Task instructions
Show every line of the data that includes the word "garaget".

Dataset records of page text:

========================================================================

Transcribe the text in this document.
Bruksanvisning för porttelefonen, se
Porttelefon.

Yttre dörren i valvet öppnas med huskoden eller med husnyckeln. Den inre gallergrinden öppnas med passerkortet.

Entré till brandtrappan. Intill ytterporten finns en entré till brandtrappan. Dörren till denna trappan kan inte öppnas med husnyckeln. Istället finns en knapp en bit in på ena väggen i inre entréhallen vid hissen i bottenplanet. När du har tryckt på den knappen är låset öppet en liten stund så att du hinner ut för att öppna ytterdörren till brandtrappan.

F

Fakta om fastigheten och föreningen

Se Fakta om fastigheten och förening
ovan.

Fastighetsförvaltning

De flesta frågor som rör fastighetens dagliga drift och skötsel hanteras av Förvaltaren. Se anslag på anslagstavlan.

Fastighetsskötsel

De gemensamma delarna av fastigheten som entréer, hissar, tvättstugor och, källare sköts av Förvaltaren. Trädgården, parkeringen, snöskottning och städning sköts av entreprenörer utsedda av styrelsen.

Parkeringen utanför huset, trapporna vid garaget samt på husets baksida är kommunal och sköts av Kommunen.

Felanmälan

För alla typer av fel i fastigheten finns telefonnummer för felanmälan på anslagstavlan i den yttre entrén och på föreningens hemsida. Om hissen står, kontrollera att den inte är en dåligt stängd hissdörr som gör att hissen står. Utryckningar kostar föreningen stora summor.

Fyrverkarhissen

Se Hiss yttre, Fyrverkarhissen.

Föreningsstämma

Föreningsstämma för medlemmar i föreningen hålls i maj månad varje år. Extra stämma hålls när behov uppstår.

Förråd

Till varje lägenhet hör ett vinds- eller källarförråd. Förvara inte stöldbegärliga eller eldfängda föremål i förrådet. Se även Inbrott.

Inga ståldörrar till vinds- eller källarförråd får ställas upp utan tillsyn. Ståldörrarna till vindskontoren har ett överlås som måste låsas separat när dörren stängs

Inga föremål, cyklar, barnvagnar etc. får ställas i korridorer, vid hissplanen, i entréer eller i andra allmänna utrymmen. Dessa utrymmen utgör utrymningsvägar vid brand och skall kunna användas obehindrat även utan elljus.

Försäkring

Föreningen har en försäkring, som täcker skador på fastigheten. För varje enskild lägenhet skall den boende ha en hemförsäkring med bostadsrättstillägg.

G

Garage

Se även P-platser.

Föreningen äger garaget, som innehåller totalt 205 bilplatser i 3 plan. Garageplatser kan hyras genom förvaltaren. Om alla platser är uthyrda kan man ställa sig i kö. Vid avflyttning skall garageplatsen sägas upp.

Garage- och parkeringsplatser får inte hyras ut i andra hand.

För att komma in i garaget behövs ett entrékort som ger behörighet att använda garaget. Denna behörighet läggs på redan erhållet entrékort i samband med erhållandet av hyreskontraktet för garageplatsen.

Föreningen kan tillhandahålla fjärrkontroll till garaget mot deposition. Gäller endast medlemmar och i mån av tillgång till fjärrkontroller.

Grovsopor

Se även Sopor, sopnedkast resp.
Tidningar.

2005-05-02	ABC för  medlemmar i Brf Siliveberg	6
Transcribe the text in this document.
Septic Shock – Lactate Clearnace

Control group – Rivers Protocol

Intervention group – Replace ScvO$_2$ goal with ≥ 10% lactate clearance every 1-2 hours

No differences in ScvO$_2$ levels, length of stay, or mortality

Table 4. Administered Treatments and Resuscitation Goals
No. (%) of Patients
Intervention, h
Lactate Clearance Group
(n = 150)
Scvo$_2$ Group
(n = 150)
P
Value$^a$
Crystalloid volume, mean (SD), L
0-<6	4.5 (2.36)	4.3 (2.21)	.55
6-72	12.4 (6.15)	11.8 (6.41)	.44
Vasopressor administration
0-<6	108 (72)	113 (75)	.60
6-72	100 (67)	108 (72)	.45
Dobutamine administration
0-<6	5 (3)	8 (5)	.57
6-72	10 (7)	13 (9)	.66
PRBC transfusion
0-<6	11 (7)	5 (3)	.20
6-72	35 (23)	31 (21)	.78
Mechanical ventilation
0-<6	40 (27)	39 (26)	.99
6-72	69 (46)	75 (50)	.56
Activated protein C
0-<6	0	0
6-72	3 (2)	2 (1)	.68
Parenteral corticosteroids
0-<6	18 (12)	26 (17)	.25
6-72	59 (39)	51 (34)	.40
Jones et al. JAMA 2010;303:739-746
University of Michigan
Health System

========================================================================

Output for this exercise
Parkeringen utanför huset, trapporna vid garaget samt på husets baksida är kommunal och sköts av Kommunen.
Föreningen äger garaget, som innehåller totalt 205 bilplatser i 3 plan. Garageplatser kan hyras genom förvaltaren. Om alla platser är uthyrda kan man ställa sig i kö. Vid avflyttning skall garageplatsen sägas upp.
För att komma in i garaget behövs ett entrékort som ger behörighet att använda garaget. Denna behörighet läggs på redan erhållet entrékort i samband med erhållandet av hyreskontraktet för garageplatsen.
Föreningen kan tillhandahålla fjärrkontroll till garaget mot deposition. Gäller endast medlemmar och i mån av tillgång till fjärrkontroller.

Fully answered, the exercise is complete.